## BEGIN Recorded data

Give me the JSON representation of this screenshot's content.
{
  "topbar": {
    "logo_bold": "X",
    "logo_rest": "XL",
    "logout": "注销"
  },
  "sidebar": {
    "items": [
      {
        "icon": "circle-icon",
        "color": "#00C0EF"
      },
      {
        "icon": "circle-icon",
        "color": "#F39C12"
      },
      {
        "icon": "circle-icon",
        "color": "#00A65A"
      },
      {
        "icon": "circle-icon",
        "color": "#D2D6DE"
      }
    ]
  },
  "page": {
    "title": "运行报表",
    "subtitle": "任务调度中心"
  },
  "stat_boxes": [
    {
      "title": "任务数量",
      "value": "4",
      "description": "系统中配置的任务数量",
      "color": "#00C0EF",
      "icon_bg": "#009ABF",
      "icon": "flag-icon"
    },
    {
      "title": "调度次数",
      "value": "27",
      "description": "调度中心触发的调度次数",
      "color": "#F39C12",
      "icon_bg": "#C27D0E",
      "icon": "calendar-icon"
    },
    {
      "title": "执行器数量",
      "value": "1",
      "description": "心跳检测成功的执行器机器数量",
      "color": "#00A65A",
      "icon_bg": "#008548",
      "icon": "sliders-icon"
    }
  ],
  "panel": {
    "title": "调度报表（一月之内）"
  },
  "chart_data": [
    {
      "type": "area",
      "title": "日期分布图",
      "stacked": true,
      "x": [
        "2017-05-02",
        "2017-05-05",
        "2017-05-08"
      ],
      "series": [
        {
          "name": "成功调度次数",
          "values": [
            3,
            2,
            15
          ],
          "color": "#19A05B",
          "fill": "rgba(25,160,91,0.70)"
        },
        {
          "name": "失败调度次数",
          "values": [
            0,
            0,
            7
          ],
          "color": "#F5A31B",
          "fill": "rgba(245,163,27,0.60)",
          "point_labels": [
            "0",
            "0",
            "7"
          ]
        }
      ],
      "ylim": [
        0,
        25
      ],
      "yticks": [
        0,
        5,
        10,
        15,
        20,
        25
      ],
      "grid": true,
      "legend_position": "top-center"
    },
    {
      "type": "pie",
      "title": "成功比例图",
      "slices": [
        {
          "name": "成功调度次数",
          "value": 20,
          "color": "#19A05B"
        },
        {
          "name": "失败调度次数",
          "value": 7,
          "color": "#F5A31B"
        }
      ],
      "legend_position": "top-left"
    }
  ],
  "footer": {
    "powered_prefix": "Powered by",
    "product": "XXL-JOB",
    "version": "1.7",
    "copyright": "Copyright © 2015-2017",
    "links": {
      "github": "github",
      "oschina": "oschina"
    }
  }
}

## END Recorded data

The problem: Go through the preceding material and copy each line that has the word "description".

The answer:
      "description": "系统中配置的任务数量",
      "description": "调度中心触发的调度次数",
      "description": "心跳检测成功的执行器机器数量",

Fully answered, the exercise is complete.